[Data start]

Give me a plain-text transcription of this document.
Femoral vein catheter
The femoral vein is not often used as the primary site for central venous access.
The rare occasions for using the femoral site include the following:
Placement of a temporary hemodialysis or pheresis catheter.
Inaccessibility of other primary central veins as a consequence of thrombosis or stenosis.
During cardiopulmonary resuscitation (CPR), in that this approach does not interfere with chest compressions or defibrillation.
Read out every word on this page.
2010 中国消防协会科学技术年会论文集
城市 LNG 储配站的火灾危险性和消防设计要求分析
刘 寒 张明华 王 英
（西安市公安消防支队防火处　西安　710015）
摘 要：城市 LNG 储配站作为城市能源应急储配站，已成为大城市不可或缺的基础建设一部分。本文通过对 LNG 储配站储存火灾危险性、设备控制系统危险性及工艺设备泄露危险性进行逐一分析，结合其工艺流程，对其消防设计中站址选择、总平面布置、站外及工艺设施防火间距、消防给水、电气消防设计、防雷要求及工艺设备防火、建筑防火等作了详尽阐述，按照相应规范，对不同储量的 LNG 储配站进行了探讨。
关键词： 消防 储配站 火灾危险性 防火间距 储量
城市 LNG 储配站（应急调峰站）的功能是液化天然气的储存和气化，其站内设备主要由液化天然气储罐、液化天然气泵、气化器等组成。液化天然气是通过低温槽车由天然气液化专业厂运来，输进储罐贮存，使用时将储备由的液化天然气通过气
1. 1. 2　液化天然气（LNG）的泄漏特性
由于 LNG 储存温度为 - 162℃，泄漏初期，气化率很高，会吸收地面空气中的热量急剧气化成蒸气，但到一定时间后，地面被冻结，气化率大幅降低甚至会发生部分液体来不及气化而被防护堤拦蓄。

[Data end]

Written exercise = Reproduce each record shown above without altering a single word.

Exercise output =
Give me a plain-text transcription of this document.
Femoral vein catheter
The femoral vein is not often used as the primary site for central venous access.
The rare occasions for using the femoral site include the following:
Placement of a temporary hemodialysis or pheresis catheter.
Inaccessibility of other primary central veins as a consequence of thrombosis or stenosis.
During cardiopulmonary resuscitation (CPR), in that this approach does not interfere with chest compressions or defibrillation.
Read out every word on this page.
2010 中国消防协会科学技术年会论文集
城市 LNG 储配站的火灾危险性和消防设计要求分析
刘 寒 张明华 王 英
（西安市公安消防支队防火处　西安　710015）
摘 要：城市 LNG 储配站作为城市能源应急储配站，已成为大城市不可或缺的基础建设一部分。本文通过对 LNG 储配站储存火灾危险性、设备控制系统危险性及工艺设备泄露危险性进行逐一分析，结合其工艺流程，对其消防设计中站址选择、总平面布置、站外及工艺设施防火间距、消防给水、电气消防设计、防雷要求及工艺设备防火、建筑防火等作了详尽阐述，按照相应规范，对不同储量的 LNG 储配站进行了探讨。
关键词： 消防 储配站 火灾危险性 防火间距 储量
城市 LNG 储配站（应急调峰站）的功能是液化天然气的储存和气化，其站内设备主要由液化天然气储罐、液化天然气泵、气化器等组成。液化天然气是通过低温槽车由天然气液化专业厂运来，输进储罐贮存，使用时将储备由的液化天然气通过气
1. 1. 2　液化天然气（LNG）的泄漏特性
由于 LNG 储存温度为 - 162℃，泄漏初期，气化率很高，会吸收地面空气中的热量急剧气化成蒸气，但到一定时间后，地面被冻结，气化率大幅降低甚至会发生部分液体来不及气化而被防护堤拦蓄。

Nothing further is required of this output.